** Begin TASK MATERIAL **

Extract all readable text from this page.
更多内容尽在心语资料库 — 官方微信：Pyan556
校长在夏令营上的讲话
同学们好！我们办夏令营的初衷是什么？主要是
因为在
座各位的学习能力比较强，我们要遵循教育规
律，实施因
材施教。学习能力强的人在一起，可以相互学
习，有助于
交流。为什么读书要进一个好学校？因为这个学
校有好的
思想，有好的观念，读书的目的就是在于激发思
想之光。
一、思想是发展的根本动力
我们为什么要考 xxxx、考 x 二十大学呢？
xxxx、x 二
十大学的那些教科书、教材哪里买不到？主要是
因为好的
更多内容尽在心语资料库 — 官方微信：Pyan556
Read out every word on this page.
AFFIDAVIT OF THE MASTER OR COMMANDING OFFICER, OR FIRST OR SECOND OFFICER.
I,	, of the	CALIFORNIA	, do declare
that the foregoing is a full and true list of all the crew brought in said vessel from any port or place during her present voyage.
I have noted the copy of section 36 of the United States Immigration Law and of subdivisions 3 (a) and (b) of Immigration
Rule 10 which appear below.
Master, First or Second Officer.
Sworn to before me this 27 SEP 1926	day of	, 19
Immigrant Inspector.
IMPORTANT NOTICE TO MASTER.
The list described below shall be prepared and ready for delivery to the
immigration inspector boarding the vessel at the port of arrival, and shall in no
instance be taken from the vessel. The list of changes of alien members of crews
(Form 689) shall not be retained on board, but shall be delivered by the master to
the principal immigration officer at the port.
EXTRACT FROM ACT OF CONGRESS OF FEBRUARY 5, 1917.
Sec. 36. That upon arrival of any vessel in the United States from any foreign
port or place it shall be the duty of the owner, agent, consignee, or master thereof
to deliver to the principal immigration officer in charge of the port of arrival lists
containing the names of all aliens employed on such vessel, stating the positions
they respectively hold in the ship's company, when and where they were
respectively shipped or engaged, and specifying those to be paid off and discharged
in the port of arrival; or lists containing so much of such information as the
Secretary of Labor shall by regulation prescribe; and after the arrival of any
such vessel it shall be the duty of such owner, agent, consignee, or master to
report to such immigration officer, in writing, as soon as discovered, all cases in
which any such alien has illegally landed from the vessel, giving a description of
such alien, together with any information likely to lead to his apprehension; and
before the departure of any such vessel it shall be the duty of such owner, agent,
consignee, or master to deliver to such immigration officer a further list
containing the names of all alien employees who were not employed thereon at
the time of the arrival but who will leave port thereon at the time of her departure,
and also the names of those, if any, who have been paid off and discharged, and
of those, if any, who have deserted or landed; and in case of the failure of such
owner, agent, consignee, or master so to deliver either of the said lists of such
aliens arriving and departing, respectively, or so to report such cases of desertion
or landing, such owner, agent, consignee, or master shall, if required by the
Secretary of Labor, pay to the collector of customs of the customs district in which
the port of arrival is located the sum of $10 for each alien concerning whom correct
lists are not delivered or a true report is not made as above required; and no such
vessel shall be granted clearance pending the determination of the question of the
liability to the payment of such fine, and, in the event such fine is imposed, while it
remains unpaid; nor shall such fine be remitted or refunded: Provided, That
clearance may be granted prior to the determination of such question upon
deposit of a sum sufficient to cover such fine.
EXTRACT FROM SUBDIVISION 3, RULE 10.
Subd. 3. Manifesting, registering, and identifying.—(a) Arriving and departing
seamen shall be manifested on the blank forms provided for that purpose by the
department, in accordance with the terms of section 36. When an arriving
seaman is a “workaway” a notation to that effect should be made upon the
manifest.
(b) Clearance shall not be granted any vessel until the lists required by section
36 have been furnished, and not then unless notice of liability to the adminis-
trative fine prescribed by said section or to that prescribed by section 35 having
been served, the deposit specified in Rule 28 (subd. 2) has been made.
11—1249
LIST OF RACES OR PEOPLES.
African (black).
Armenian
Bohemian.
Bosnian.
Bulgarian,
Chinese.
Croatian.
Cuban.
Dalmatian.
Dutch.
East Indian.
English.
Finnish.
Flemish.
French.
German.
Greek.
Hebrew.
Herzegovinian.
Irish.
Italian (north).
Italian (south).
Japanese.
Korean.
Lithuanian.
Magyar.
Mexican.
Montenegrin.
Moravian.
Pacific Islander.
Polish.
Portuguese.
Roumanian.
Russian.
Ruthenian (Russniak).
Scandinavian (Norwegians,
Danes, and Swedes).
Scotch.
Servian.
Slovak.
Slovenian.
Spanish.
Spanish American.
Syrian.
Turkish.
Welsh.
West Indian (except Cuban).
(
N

** End TASK MATERIAL **

*PROBLEM DESCRIPTION*:
Quote each line of the listing above exactly.

*OUTPUT OF THE EXERCISE*:
Extract all readable text from this page.
更多内容尽在心语资料库 — 官方微信：Pyan556
校长在夏令营上的讲话
同学们好！我们办夏令营的初衷是什么？主要是
因为在
座各位的学习能力比较强，我们要遵循教育规
律，实施因
材施教。学习能力强的人在一起，可以相互学
习，有助于
交流。为什么读书要进一个好学校？因为这个学
校有好的
思想，有好的观念，读书的目的就是在于激发思
想之光。
一、思想是发展的根本动力
我们为什么要考 xxxx、考 x 二十大学呢？
xxxx、x 二
十大学的那些教科书、教材哪里买不到？主要是
因为好的
更多内容尽在心语资料库 — 官方微信：Pyan556
Read out every word on this page.
AFFIDAVIT OF THE MASTER OR COMMANDING OFFICER, OR FIRST OR SECOND OFFICER.
I,	, of the	CALIFORNIA	, do declare
that the foregoing is a full and true list of all the crew brought in said vessel from any port or place during her present voyage.
I have noted the copy of section 36 of the United States Immigration Law and of subdivisions 3 (a) and (b) of Immigration
Rule 10 which appear below.
Master, First or Second Officer.
Sworn to before me this 27 SEP 1926	day of	, 19
Immigrant Inspector.
IMPORTANT NOTICE TO MASTER.
The list described below shall be prepared and ready for delivery to the
immigration inspector boarding the vessel at the port of arrival, and shall in no
instance be taken from the vessel. The list of changes of alien members of crews
(Form 689) shall not be retained on board, but shall be delivered by the master to
the principal immigration officer at the port.
EXTRACT FROM ACT OF CONGRESS OF FEBRUARY 5, 1917.
Sec. 36. That upon arrival of any vessel in the United States from any foreign
port or place it shall be the duty of the owner, agent, consignee, or master thereof
to deliver to the principal immigration officer in charge of the port of arrival lists
containing the names of all aliens employed on such vessel, stating the positions
they respectively hold in the ship's company, when and where they were
respectively shipped or engaged, and specifying those to be paid off and discharged
in the port of arrival; or lists containing so much of such information as the
Secretary of Labor shall by regulation prescribe; and after the arrival of any
such vessel it shall be the duty of such owner, agent, consignee, or master to
report to such immigration officer, in writing, as soon as discovered, all cases in
which any such alien has illegally landed from the vessel, giving a description of
such alien, together with any information likely to lead to his apprehension; and
before the departure of any such vessel it shall be the duty of such owner, agent,
consignee, or master to deliver to such immigration officer a further list
containing the names of all alien employees who were not employed thereon at
the time of the arrival but who will leave port thereon at the time of her departure,
and also the names of those, if any, who have been paid off and discharged, and
of those, if any, who have deserted or landed; and in case of the failure of such
owner, agent, consignee, or master so to deliver either of the said lists of such
aliens arriving and departing, respectively, or so to report such cases of desertion
or landing, such owner, agent, consignee, or master shall, if required by the
Secretary of Labor, pay to the collector of customs of the customs district in which
the port of arrival is located the sum of $10 for each alien concerning whom correct
lists are not delivered or a true report is not made as above required; and no such
vessel shall be granted clearance pending the determination of the question of the
liability to the payment of such fine, and, in the event such fine is imposed, while it
remains unpaid; nor shall such fine be remitted or refunded: Provided, That
clearance may be granted prior to the determination of such question upon
deposit of a sum sufficient to cover such fine.
EXTRACT FROM SUBDIVISION 3, RULE 10.
Subd. 3. Manifesting, registering, and identifying.—(a) Arriving and departing
seamen shall be manifested on the blank forms provided for that purpose by the
department, in accordance with the terms of section 36. When an arriving
seaman is a “workaway” a notation to that effect should be made upon the
manifest.
(b) Clearance shall not be granted any vessel until the lists required by section
36 have been furnished, and not then unless notice of liability to the adminis-
trative fine prescribed by said section or to that prescribed by section 35 having
been served, the deposit specified in Rule 28 (subd. 2) has been made.
11—1249
LIST OF RACES OR PEOPLES.
African (black).
Armenian
Bohemian.
Bosnian.
Bulgarian,
Chinese.
Croatian.
Cuban.
Dalmatian.
Dutch.
East Indian.
English.
Finnish.
Flemish.
French.
German.
Greek.
Hebrew.
Herzegovinian.
Irish.
Italian (north).
Italian (south).
Japanese.
Korean.
Lithuanian.
Magyar.
Mexican.
Montenegrin.
Moravian.
Pacific Islander.
Polish.
Portuguese.
Roumanian.
Russian.
Ruthenian (Russniak).
Scandinavian (Norwegians,
Danes, and Swedes).
Scotch.
Servian.
Slovak.
Slovenian.
Spanish.
Spanish American.
Syrian.
Turkish.
Welsh.
West Indian (except Cuban).
(
N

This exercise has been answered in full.